-- start of SOURCE RECORDS --

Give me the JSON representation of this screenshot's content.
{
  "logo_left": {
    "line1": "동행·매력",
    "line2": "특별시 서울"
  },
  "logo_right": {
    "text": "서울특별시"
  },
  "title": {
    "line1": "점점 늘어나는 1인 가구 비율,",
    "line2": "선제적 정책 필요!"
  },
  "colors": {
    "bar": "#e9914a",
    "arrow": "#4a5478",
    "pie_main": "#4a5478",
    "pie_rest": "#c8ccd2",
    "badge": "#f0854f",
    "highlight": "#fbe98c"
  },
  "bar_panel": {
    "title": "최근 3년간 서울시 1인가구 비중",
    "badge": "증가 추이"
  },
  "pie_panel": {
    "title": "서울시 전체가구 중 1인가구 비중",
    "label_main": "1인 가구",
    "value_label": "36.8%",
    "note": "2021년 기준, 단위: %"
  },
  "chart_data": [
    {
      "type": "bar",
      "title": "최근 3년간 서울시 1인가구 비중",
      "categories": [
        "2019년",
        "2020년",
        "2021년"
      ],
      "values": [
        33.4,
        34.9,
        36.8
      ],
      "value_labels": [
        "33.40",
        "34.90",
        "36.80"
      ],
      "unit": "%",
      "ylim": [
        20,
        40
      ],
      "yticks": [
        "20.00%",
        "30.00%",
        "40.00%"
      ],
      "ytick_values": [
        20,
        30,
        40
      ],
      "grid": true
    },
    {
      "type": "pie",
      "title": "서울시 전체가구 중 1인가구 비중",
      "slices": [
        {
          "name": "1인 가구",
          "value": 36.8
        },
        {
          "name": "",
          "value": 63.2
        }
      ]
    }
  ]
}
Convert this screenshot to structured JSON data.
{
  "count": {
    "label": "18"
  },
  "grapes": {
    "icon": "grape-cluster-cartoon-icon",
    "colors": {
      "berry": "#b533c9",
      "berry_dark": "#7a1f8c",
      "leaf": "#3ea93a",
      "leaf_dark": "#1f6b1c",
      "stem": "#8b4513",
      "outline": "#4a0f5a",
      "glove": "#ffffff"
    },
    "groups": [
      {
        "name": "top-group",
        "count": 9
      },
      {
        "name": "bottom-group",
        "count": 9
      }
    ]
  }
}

-- end of SOURCE RECORDS --

Exact repetition is required for the lines from the one that contains "Convert this screenshot" through the final line; leave out everything else.

→ RESULT OF THIS TASK:
Convert this screenshot to structured JSON data.
{
  "count": {
    "label": "18"
  },
  "grapes": {
    "icon": "grape-cluster-cartoon-icon",
    "colors": {
      "berry": "#b533c9",
      "berry_dark": "#7a1f8c",
      "leaf": "#3ea93a",
      "leaf_dark": "#1f6b1c",
      "stem": "#8b4513",
      "outline": "#4a0f5a",
      "glove": "#ffffff"
    },
    "groups": [
      {
        "name": "top-group",
        "count": 9
      },
      {
        "name": "bottom-group",
        "count": 9
      }
    ]
  }
}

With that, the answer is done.